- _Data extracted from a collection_
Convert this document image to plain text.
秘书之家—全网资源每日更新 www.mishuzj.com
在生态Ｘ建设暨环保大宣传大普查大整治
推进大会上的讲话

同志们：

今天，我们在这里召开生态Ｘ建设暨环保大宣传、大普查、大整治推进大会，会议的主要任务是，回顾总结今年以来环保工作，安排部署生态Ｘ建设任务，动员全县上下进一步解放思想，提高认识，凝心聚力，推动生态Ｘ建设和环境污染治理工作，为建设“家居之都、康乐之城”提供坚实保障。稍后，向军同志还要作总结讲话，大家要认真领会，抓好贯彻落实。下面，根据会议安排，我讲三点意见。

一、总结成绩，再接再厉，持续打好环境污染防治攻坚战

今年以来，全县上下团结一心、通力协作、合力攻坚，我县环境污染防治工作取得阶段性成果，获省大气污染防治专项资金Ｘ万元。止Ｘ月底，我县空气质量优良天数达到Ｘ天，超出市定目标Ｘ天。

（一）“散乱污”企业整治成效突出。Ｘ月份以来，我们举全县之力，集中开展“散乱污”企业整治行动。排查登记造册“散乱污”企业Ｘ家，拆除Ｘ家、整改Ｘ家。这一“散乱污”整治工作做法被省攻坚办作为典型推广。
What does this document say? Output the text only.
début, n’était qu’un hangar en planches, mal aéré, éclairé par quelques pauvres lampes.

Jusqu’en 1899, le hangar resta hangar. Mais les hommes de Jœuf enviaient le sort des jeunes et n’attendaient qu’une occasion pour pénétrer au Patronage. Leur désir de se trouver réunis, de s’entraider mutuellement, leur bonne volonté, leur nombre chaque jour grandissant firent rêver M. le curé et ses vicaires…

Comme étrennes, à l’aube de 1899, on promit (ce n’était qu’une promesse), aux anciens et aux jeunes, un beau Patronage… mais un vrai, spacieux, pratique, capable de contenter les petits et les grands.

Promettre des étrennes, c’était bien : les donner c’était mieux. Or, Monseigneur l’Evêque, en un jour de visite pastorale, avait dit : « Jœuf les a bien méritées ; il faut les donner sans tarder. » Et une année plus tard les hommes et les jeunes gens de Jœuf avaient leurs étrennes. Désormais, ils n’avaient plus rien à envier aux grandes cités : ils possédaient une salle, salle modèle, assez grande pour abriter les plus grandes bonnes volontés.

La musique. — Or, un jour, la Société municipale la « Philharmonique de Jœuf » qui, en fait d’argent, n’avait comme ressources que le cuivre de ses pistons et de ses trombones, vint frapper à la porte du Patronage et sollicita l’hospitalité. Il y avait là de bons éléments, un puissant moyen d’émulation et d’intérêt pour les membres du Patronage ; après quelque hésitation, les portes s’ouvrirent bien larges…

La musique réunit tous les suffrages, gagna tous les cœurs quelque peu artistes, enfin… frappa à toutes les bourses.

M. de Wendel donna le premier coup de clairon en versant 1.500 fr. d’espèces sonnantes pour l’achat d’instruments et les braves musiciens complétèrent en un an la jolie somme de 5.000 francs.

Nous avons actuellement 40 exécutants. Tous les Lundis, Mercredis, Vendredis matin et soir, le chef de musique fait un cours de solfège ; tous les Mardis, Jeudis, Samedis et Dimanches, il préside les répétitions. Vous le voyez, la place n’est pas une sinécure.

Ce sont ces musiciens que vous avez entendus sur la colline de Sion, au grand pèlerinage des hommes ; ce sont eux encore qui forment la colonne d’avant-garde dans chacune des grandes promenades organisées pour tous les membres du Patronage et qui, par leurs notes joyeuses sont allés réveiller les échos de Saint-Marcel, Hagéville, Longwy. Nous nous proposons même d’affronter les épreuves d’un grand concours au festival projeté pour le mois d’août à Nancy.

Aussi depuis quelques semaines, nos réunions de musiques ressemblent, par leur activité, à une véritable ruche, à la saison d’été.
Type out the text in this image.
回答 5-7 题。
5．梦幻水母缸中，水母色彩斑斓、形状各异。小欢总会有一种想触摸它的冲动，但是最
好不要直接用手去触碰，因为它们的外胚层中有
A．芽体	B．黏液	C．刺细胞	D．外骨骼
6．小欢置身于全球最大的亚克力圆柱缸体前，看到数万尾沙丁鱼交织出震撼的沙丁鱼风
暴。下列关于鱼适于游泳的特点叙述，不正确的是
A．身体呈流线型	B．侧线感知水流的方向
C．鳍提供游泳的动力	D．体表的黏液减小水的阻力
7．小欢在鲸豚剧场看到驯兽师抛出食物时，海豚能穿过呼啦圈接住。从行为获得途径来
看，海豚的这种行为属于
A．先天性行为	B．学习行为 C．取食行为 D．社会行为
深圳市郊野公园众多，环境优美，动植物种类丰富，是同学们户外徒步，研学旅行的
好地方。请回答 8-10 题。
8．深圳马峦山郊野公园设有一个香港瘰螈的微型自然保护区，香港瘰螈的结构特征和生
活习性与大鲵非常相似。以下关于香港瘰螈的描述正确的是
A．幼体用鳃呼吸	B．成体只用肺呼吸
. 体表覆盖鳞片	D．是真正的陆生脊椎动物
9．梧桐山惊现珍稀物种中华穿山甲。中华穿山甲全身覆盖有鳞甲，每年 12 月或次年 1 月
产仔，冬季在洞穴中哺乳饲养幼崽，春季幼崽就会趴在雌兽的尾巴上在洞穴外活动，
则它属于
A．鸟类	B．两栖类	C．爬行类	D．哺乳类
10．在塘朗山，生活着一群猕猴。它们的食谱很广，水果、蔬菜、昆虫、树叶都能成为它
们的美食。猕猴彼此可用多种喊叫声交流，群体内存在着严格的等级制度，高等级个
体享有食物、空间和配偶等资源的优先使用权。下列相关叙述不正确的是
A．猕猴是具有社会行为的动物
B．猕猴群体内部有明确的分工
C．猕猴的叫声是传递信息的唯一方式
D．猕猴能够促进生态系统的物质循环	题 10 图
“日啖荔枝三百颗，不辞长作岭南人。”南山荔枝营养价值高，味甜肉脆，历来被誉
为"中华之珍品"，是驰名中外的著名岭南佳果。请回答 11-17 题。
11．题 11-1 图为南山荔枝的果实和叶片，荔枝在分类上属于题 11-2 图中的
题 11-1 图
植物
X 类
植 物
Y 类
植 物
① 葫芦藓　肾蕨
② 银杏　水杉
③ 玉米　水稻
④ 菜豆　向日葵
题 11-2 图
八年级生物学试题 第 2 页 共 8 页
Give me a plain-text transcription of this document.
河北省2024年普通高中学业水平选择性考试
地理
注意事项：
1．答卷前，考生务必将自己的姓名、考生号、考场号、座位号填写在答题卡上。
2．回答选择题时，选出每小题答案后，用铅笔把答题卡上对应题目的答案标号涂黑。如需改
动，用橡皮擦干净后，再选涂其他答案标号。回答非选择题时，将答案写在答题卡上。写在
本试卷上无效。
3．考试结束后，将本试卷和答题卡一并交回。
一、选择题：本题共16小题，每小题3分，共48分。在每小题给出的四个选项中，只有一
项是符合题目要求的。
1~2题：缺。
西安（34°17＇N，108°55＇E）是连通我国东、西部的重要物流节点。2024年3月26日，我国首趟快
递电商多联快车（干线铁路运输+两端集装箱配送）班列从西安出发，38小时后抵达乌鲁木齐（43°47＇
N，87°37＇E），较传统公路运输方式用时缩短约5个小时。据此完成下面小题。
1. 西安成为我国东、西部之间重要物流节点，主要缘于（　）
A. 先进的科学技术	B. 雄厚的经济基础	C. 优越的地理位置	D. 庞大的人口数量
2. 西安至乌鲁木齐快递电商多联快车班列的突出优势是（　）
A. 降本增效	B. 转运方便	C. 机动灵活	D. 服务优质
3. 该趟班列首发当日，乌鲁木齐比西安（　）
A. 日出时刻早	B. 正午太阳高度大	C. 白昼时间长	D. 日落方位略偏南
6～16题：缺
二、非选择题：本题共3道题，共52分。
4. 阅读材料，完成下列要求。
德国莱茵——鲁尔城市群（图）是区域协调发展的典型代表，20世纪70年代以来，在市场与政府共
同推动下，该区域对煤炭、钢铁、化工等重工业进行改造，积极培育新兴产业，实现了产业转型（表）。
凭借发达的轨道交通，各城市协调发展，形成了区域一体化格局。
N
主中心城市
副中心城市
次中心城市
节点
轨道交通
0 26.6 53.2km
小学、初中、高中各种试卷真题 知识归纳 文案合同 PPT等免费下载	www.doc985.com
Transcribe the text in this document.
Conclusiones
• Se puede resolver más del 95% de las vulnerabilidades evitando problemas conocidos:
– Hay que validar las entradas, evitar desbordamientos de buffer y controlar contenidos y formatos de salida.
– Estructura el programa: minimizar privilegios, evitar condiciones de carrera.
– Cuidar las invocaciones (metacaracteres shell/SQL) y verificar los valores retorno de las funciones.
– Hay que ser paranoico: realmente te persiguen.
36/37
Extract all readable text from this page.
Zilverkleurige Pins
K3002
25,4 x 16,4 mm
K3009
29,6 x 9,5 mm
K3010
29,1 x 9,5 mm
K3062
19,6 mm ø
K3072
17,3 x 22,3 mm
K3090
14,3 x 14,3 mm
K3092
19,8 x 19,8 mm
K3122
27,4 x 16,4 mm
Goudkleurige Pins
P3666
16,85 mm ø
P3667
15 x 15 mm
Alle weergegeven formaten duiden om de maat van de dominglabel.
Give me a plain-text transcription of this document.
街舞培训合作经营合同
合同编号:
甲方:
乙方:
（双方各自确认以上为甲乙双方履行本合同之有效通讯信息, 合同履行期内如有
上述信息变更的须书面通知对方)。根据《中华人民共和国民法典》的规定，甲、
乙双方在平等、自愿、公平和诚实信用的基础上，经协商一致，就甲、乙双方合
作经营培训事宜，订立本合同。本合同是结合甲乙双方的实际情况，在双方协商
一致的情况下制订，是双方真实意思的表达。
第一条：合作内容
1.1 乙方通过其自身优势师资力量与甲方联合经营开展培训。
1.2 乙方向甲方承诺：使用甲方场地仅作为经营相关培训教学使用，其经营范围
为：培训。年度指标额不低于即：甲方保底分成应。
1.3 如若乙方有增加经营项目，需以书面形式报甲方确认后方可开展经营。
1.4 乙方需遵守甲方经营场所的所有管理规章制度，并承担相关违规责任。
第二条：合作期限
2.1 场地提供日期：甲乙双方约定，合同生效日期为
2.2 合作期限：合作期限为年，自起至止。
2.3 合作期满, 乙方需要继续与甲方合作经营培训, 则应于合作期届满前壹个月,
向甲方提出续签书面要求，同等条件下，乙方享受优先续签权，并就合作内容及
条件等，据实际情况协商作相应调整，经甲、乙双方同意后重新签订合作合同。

- _PROMPT_
Single out each line of the records above with the string "text" in it, and copy it.

- _TASK OUTPUT_
Convert this document image to plain text.
What does this document say? Output the text only.
Type out the text in this image.
Give me a plain-text transcription of this document.
Transcribe the text in this document.
Extract all readable text from this page.
Give me a plain-text transcription of this document.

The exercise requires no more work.